__Entries__.
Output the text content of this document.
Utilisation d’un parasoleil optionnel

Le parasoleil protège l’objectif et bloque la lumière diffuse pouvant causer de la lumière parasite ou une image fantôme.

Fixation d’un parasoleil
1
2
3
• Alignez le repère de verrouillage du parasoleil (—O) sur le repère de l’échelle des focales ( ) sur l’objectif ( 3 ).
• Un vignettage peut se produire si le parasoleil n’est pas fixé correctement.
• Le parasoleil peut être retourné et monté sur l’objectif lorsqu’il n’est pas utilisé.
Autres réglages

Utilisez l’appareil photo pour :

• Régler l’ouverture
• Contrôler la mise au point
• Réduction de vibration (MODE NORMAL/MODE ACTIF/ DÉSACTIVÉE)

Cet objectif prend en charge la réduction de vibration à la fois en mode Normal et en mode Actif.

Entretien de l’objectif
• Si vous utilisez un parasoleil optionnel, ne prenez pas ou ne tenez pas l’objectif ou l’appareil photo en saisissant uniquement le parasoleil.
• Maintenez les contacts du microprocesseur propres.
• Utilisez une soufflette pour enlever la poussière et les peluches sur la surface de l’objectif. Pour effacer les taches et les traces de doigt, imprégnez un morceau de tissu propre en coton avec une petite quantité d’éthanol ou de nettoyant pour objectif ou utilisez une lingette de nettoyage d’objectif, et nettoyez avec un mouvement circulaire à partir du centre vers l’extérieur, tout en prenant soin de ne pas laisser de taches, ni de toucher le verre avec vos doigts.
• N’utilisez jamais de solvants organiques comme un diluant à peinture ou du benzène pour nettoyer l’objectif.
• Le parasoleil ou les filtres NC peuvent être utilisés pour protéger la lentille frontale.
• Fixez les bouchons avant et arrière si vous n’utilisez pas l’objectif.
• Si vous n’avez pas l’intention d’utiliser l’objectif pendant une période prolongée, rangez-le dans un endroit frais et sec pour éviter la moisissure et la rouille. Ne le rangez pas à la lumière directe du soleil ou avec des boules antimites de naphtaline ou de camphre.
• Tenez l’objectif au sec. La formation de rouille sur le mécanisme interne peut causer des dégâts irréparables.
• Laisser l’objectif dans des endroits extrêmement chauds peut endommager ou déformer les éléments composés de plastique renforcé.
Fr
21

__Written exercise__.
Repeat every line of the data, exactly and in full.

__Full response__.
Output the text content of this document.
Utilisation d’un parasoleil optionnel

Le parasoleil protège l’objectif et bloque la lumière diffuse pouvant causer de la lumière parasite ou une image fantôme.

Fixation d’un parasoleil
1
2
3
• Alignez le repère de verrouillage du parasoleil (—O) sur le repère de l’échelle des focales ( ) sur l’objectif ( 3 ).
• Un vignettage peut se produire si le parasoleil n’est pas fixé correctement.
• Le parasoleil peut être retourné et monté sur l’objectif lorsqu’il n’est pas utilisé.
Autres réglages

Utilisez l’appareil photo pour :

• Régler l’ouverture
• Contrôler la mise au point
• Réduction de vibration (MODE NORMAL/MODE ACTIF/ DÉSACTIVÉE)

Cet objectif prend en charge la réduction de vibration à la fois en mode Normal et en mode Actif.

Entretien de l’objectif
• Si vous utilisez un parasoleil optionnel, ne prenez pas ou ne tenez pas l’objectif ou l’appareil photo en saisissant uniquement le parasoleil.
• Maintenez les contacts du microprocesseur propres.
• Utilisez une soufflette pour enlever la poussière et les peluches sur la surface de l’objectif. Pour effacer les taches et les traces de doigt, imprégnez un morceau de tissu propre en coton avec une petite quantité d’éthanol ou de nettoyant pour objectif ou utilisez une lingette de nettoyage d’objectif, et nettoyez avec un mouvement circulaire à partir du centre vers l’extérieur, tout en prenant soin de ne pas laisser de taches, ni de toucher le verre avec vos doigts.
• N’utilisez jamais de solvants organiques comme un diluant à peinture ou du benzène pour nettoyer l’objectif.
• Le parasoleil ou les filtres NC peuvent être utilisés pour protéger la lentille frontale.
• Fixez les bouchons avant et arrière si vous n’utilisez pas l’objectif.
• Si vous n’avez pas l’intention d’utiliser l’objectif pendant une période prolongée, rangez-le dans un endroit frais et sec pour éviter la moisissure et la rouille. Ne le rangez pas à la lumière directe du soleil ou avec des boules antimites de naphtaline ou de camphre.
• Tenez l’objectif au sec. La formation de rouille sur le mécanisme interne peut causer des dégâts irréparables.
• Laisser l’objectif dans des endroits extrêmement chauds peut endommager ou déformer les éléments composés de plastique renforcé.
Fr
21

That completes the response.